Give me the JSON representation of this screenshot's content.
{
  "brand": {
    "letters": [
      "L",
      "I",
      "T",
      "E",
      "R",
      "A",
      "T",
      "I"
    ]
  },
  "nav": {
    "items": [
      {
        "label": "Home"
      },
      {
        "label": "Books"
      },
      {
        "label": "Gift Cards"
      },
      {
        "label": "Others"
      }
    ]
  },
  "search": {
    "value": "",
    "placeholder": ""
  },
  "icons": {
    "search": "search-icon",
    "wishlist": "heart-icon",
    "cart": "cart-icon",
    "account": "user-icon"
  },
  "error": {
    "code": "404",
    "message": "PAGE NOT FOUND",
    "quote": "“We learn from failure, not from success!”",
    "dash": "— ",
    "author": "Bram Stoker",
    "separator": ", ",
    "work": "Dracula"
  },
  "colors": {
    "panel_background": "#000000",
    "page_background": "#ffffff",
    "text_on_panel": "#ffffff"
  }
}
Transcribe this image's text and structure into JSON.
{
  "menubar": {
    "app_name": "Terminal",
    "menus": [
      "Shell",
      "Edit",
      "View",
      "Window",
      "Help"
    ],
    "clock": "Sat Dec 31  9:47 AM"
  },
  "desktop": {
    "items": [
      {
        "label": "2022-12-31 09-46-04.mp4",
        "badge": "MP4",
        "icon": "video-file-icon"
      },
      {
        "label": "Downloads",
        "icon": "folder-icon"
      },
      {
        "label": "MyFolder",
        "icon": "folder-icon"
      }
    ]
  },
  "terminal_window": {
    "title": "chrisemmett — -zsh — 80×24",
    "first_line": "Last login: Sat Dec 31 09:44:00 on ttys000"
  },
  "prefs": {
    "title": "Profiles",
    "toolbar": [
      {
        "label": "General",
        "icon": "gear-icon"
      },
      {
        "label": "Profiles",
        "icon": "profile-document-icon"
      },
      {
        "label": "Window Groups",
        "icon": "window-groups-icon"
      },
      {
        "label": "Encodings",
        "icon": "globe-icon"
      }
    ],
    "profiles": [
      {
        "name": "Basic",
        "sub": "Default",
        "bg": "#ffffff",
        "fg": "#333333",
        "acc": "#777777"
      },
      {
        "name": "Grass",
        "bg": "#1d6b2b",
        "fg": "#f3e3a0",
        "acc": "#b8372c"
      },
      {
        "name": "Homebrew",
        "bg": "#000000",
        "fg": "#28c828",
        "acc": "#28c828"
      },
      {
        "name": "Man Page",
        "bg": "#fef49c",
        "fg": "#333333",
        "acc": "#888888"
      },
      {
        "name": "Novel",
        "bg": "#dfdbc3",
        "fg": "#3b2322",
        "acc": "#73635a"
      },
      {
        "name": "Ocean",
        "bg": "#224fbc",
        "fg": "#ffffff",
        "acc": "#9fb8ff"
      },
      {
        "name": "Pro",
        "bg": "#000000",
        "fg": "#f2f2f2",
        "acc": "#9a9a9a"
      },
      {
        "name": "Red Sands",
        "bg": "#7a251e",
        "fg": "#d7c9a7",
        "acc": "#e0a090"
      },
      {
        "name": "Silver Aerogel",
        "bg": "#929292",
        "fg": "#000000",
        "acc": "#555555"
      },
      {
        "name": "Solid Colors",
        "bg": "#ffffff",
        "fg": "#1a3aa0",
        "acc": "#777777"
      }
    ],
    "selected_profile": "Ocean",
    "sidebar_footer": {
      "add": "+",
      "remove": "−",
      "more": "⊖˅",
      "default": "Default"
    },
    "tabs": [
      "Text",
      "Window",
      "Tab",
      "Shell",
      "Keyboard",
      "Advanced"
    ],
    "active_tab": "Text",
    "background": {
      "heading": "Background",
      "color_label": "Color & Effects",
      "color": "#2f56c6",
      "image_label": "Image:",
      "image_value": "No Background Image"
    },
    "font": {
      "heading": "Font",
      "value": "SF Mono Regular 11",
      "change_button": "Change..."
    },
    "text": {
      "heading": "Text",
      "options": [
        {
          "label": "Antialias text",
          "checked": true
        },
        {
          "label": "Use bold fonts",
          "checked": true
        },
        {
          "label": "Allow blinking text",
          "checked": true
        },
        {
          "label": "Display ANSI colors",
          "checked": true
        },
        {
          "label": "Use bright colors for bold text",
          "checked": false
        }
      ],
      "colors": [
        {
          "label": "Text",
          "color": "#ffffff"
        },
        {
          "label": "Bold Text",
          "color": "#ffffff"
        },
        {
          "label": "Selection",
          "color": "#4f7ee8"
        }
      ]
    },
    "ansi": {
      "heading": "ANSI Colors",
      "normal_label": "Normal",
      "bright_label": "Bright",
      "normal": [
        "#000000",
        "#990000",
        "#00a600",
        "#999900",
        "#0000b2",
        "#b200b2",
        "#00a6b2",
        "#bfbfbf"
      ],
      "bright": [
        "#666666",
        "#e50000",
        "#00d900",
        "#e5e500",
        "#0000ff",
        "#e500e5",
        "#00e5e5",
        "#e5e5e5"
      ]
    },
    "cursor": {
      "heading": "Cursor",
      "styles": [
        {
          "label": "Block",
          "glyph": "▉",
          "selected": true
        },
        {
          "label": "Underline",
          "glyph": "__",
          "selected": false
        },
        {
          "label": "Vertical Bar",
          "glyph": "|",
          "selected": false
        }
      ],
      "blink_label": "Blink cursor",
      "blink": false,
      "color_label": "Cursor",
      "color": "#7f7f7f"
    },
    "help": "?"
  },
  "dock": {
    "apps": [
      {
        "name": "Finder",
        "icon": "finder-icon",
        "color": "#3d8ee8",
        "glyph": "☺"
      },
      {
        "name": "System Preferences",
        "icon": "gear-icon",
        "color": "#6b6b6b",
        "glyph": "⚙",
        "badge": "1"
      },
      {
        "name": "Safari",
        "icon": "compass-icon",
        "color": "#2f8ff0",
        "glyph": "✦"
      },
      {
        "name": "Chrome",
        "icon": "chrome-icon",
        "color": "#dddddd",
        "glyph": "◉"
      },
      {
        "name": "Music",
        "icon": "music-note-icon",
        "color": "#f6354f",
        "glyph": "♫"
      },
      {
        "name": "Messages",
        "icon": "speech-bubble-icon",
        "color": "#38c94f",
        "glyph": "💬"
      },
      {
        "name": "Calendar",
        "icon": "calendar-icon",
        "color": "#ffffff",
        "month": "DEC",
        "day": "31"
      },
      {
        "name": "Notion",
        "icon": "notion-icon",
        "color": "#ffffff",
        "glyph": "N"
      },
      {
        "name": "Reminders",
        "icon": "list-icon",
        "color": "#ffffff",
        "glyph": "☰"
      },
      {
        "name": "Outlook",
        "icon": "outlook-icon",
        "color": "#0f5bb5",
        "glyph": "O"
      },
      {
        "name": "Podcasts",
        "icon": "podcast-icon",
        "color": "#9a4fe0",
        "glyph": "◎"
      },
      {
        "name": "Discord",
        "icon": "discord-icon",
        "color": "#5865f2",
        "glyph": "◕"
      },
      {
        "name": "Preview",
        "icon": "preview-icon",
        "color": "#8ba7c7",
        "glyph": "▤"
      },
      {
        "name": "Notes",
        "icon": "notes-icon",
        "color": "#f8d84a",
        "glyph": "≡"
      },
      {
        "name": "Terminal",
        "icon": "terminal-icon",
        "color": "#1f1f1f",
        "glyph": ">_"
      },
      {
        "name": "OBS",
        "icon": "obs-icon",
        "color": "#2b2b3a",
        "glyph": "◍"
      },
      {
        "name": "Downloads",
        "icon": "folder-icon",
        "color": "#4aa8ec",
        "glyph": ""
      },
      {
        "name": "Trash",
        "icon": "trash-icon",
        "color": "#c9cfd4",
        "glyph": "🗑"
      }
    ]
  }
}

## EXERCISE GOAL
Copy all of the data. Keep every word exactly as it is.

## RESPONSE TO THIS TASK
Give me the JSON representation of this screenshot's content.
{
  "brand": {
    "letters": [
      "L",
      "I",
      "T",
      "E",
      "R",
      "A",
      "T",
      "I"
    ]
  },
  "nav": {
    "items": [
      {
        "label": "Home"
      },
      {
        "label": "Books"
      },
      {
        "label": "Gift Cards"
      },
      {
        "label": "Others"
      }
    ]
  },
  "search": {
    "value": "",
    "placeholder": ""
  },
  "icons": {
    "search": "search-icon",
    "wishlist": "heart-icon",
    "cart": "cart-icon",
    "account": "user-icon"
  },
  "error": {
    "code": "404",
    "message": "PAGE NOT FOUND",
    "quote": "“We learn from failure, not from success!”",
    "dash": "— ",
    "author": "Bram Stoker",
    "separator": ", ",
    "work": "Dracula"
  },
  "colors": {
    "panel_background": "#000000",
    "page_background": "#ffffff",
    "text_on_panel": "#ffffff"
  }
}
Transcribe this image's text and structure into JSON.
{
  "menubar": {
    "app_name": "Terminal",
    "menus": [
      "Shell",
      "Edit",
      "View",
      "Window",
      "Help"
    ],
    "clock": "Sat Dec 31  9:47 AM"
  },
  "desktop": {
    "items": [
      {
        "label": "2022-12-31 09-46-04.mp4",
        "badge": "MP4",
        "icon": "video-file-icon"
      },
      {
        "label": "Downloads",
        "icon": "folder-icon"
      },
      {
        "label": "MyFolder",
        "icon": "folder-icon"
      }
    ]
  },
  "terminal_window": {
    "title": "chrisemmett — -zsh — 80×24",
    "first_line": "Last login: Sat Dec 31 09:44:00 on ttys000"
  },
  "prefs": {
    "title": "Profiles",
    "toolbar": [
      {
        "label": "General",
        "icon": "gear-icon"
      },
      {
        "label": "Profiles",
        "icon": "profile-document-icon"
      },
      {
        "label": "Window Groups",
        "icon": "window-groups-icon"
      },
      {
        "label": "Encodings",
        "icon": "globe-icon"
      }
    ],
    "profiles": [
      {
        "name": "Basic",
        "sub": "Default",
        "bg": "#ffffff",
        "fg": "#333333",
        "acc": "#777777"
      },
      {
        "name": "Grass",
        "bg": "#1d6b2b",
        "fg": "#f3e3a0",
        "acc": "#b8372c"
      },
      {
        "name": "Homebrew",
        "bg": "#000000",
        "fg": "#28c828",
        "acc": "#28c828"
      },
      {
        "name": "Man Page",
        "bg": "#fef49c",
        "fg": "#333333",
        "acc": "#888888"
      },
      {
        "name": "Novel",
        "bg": "#dfdbc3",
        "fg": "#3b2322",
        "acc": "#73635a"
      },
      {
        "name": "Ocean",
        "bg": "#224fbc",
        "fg": "#ffffff",
        "acc": "#9fb8ff"
      },
      {
        "name": "Pro",
        "bg": "#000000",
        "fg": "#f2f2f2",
        "acc": "#9a9a9a"
      },
      {
        "name": "Red Sands",
        "bg": "#7a251e",
        "fg": "#d7c9a7",
        "acc": "#e0a090"
      },
      {
        "name": "Silver Aerogel",
        "bg": "#929292",
        "fg": "#000000",
        "acc": "#555555"
      },
      {
        "name": "Solid Colors",
        "bg": "#ffffff",
        "fg": "#1a3aa0",
        "acc": "#777777"
      }
    ],
    "selected_profile": "Ocean",
    "sidebar_footer": {
      "add": "+",
      "remove": "−",
      "more": "⊖˅",
      "default": "Default"
    },
    "tabs": [
      "Text",
      "Window",
      "Tab",
      "Shell",
      "Keyboard",
      "Advanced"
    ],
    "active_tab": "Text",
    "background": {
      "heading": "Background",
      "color_label": "Color & Effects",
      "color": "#2f56c6",
      "image_label": "Image:",
      "image_value": "No Background Image"
    },
    "font": {
      "heading": "Font",
      "value": "SF Mono Regular 11",
      "change_button": "Change..."
    },
    "text": {
      "heading": "Text",
      "options": [
        {
          "label": "Antialias text",
          "checked": true
        },
        {
          "label": "Use bold fonts",
          "checked": true
        },
        {
          "label": "Allow blinking text",
          "checked": true
        },
        {
          "label": "Display ANSI colors",
          "checked": true
        },
        {
          "label": "Use bright colors for bold text",
          "checked": false
        }
      ],
      "colors": [
        {
          "label": "Text",
          "color": "#ffffff"
        },
        {
          "label": "Bold Text",
          "color": "#ffffff"
        },
        {
          "label": "Selection",
          "color": "#4f7ee8"
        }
      ]
    },
    "ansi": {
      "heading": "ANSI Colors",
      "normal_label": "Normal",
      "bright_label": "Bright",
      "normal": [
        "#000000",
        "#990000",
        "#00a600",
        "#999900",
        "#0000b2",
        "#b200b2",
        "#00a6b2",
        "#bfbfbf"
      ],
      "bright": [
        "#666666",
        "#e50000",
        "#00d900",
        "#e5e500",
        "#0000ff",
        "#e500e5",
        "#00e5e5",
        "#e5e5e5"
      ]
    },
    "cursor": {
      "heading": "Cursor",
      "styles": [
        {
          "label": "Block",
          "glyph": "▉",
          "selected": true
        },
        {
          "label": "Underline",
          "glyph": "__",
          "selected": false
        },
        {
          "label": "Vertical Bar",
          "glyph": "|",
          "selected": false
        }
      ],
      "blink_label": "Blink cursor",
      "blink": false,
      "color_label": "Cursor",
      "color": "#7f7f7f"
    },
    "help": "?"
  },
  "dock": {
    "apps": [
      {
        "name": "Finder",
        "icon": "finder-icon",
        "color": "#3d8ee8",
        "glyph": "☺"
      },
      {
        "name": "System Preferences",
        "icon": "gear-icon",
        "color": "#6b6b6b",
        "glyph": "⚙",
        "badge": "1"
      },
      {
        "name": "Safari",
        "icon": "compass-icon",
        "color": "#2f8ff0",
        "glyph": "✦"
      },
      {
        "name": "Chrome",
        "icon": "chrome-icon",
        "color": "#dddddd",
        "glyph": "◉"
      },
      {
        "name": "Music",
        "icon": "music-note-icon",
        "color": "#f6354f",
        "glyph": "♫"
      },
      {
        "name": "Messages",
        "icon": "speech-bubble-icon",
        "color": "#38c94f",
        "glyph": "💬"
      },
      {
        "name": "Calendar",
        "icon": "calendar-icon",
        "color": "#ffffff",
        "month": "DEC",
        "day": "31"
      },
      {
        "name": "Notion",
        "icon": "notion-icon",
        "color": "#ffffff",
        "glyph": "N"
      },
      {
        "name": "Reminders",
        "icon": "list-icon",
        "color": "#ffffff",
        "glyph": "☰"
      },
      {
        "name": "Outlook",
        "icon": "outlook-icon",
        "color": "#0f5bb5",
        "glyph": "O"
      },
      {
        "name": "Podcasts",
        "icon": "podcast-icon",
        "color": "#9a4fe0",
        "glyph": "◎"
      },
      {
        "name": "Discord",
        "icon": "discord-icon",
        "color": "#5865f2",
        "glyph": "◕"
      },
      {
        "name": "Preview",
        "icon": "preview-icon",
        "color": "#8ba7c7",
        "glyph": "▤"
      },
      {
        "name": "Notes",
        "icon": "notes-icon",
        "color": "#f8d84a",
        "glyph": "≡"
      },
      {
        "name": "Terminal",
        "icon": "terminal-icon",
        "color": "#1f1f1f",
        "glyph": ">_"
      },
      {
        "name": "OBS",
        "icon": "obs-icon",
        "color": "#2b2b3a",
        "glyph": "◍"
      },
      {
        "name": "Downloads",
        "icon": "folder-icon",
        "color": "#4aa8ec",
        "glyph": ""
      },
      {
        "name": "Trash",
        "icon": "trash-icon",
        "color": "#c9cfd4",
        "glyph": "🗑"
      }
    ]
  }
}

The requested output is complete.